▶ _Articolo_
·····

Si tratta di una notizia cui i media italiani non hanno dato risalto: Josep Borrell, il capo della politica estera dell’Unione Europea, in un’intervista a “El Pais” lo scorso 13 agosto ha dichiarato (parole sue): “Spesso siamo criticati perché utilizziamo il doppio criterio. Ma nella politica internazionale è necessario utilizzarlo in grande misura. Non usiamo gli stessi standard per tutti i problemi”.
Argomento centrale dell’intervista consisteva in questa domanda: perché l’Ue appoggia con tutti i mezzi l’Ucraina e si disinteressa completamente della Palestina occupata dagli israeliani, i cui abitanti sono quotidianamente vessati e massacrati?
Ricordo uno degli ultimi episodi del massacro: il 15 di settembre in uno scontro con l’esercito israeliano è stato assassinato con un colpo alla testa un giovane palestinese di 17 anni nella zona settentrionale della Cisgiordania occupata e teatro di forti tensioni negli ultimi mesi. Il ministero palestinese degli affari esteri ha condannato con forza il crimine commesso dalle forze di occupazione, dichiarando che è stata una vera e propria esecuzione. Dallo scorso marzo, dopo vari attentati, l’esercito israeliano ha incrementato le sue operazioni nella Cisgiordania settentrionale, occupata dal 1967, provocando scontri anche mortali con la popolazione locale. Solo nella settimana passata ci sono stati sei morti.
Sorprendentemente Borrell ha anche suggerito che la mancata soluzione del conflitto mediorientale (così lo ha definito) ricade sugli Usa, infatti, a suo parere, sarebbe necessario un impegno molto forte della superpotenza sulla questione; purtroppo, attualmente sembra che non ci sia un percorso da seguire per por fine a questa situazione drammatica che si perpetua da decenni.
In diverse occasioni precedenti all’intervista il ministro degli esteri Ue aveva dichiarato che per i paesi occidentali sostenere Kiev contro l’attacco militare russo costituiva un imperativo morale. Uno strano imperativo morale che può esser rispettato solo in certi momenti e soprattutto quando risulta utile a certi fini politici. A suo giudizio, l’Ue non è in grado di aiutare la gente di Gaza, che – lo dice lui stesso – vive in condizioni scandalose in una prigione a cielo aperto, evitando tuttavia di menzionare le cause di questa drammatica crisi umanitaria.

·····

▶ _Materiale fornito_
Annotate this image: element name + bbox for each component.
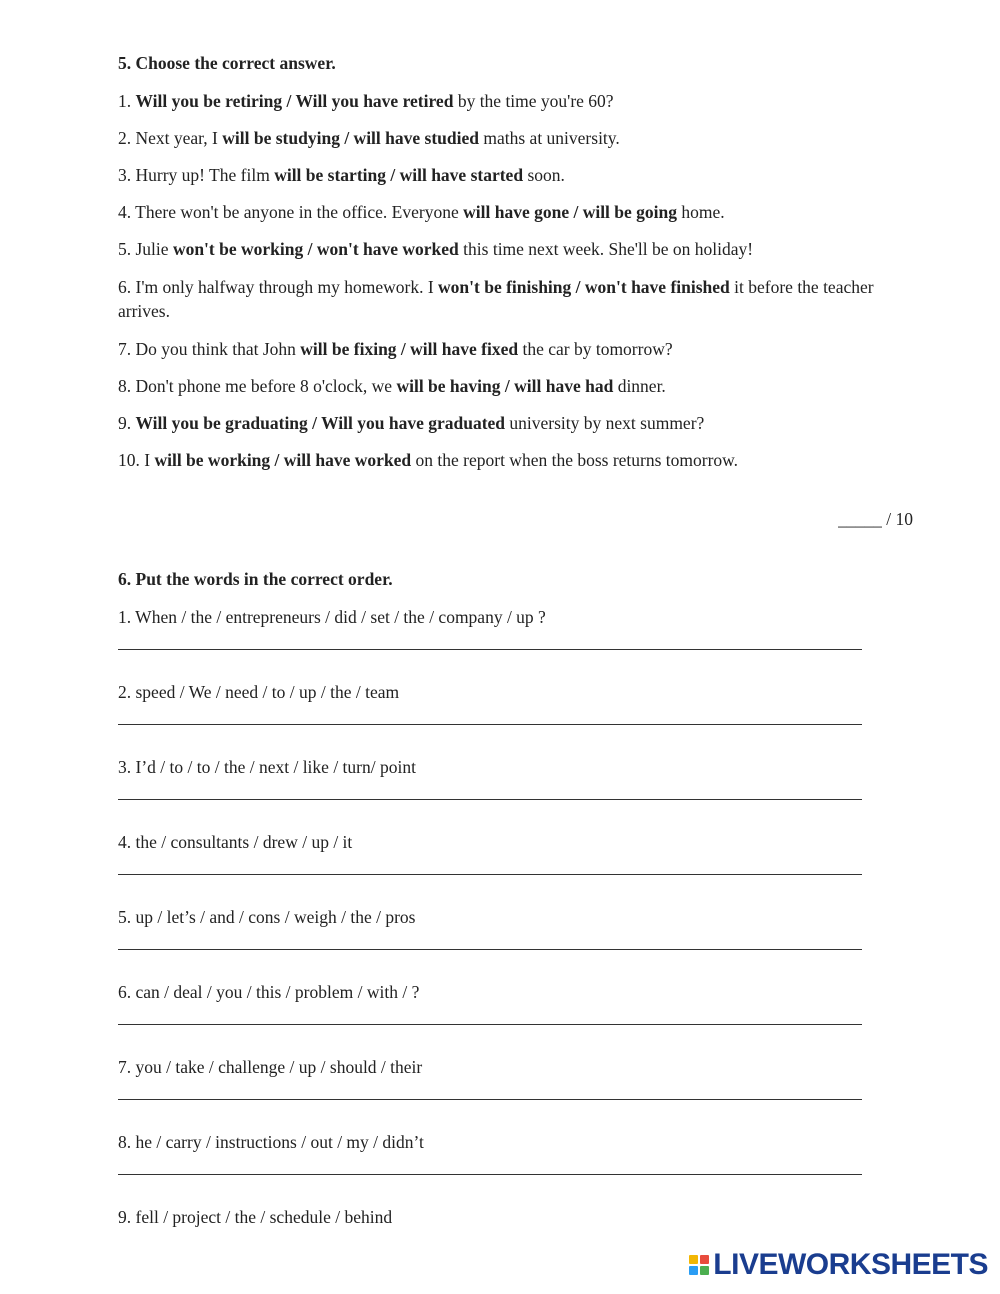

·····

▶ _Compiti da svolgere_
[1] Nell'articolo, sostituisci "Usa" con "Stati Uniti" nel passo che comincia con "Sorprendentemente Borrell ha" e termina con "perpetua da decenni.", poi riporta il passo così modificato.
[2] Secondo l'articolo, quanti anni aveva il giovane palestinese ucciso il 15 settembre nella Cisgiordania settentrionale?

▶ _Risposte complete_
[1]
Sorprendentemente Borrell ha anche suggerito che la mancata soluzione del conflitto mediorientale (così lo ha definito) ricade sugli Stati Uniti, infatti, a suo parere, sarebbe necessario un impegno molto forte della superpotenza sulla questione; purtroppo, attualmente sembra che non ci sia un percorso da seguire per por fine a questa situazione drammatica che si perpetua da decenni.

[2] Aveva 17 anni.